What needs to be done —
Which lines contain the word "name"? Return each of them as written.

Exercise inputs —
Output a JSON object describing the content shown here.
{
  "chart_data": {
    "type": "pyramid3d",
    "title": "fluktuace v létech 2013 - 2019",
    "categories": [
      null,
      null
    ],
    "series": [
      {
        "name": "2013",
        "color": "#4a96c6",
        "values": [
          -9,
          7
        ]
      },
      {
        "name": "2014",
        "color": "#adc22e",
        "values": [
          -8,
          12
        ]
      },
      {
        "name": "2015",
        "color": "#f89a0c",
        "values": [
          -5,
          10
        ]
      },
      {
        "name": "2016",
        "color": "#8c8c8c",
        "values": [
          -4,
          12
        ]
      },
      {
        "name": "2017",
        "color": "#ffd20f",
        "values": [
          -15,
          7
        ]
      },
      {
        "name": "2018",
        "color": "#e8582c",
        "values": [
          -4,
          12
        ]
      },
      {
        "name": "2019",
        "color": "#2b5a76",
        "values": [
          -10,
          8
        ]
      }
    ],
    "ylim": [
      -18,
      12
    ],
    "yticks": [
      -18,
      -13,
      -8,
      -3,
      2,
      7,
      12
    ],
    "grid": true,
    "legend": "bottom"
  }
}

Solution —
        "name": "2013",
        "name": "2014",
        "name": "2015",
        "name": "2016",
        "name": "2017",
        "name": "2018",
        "name": "2019",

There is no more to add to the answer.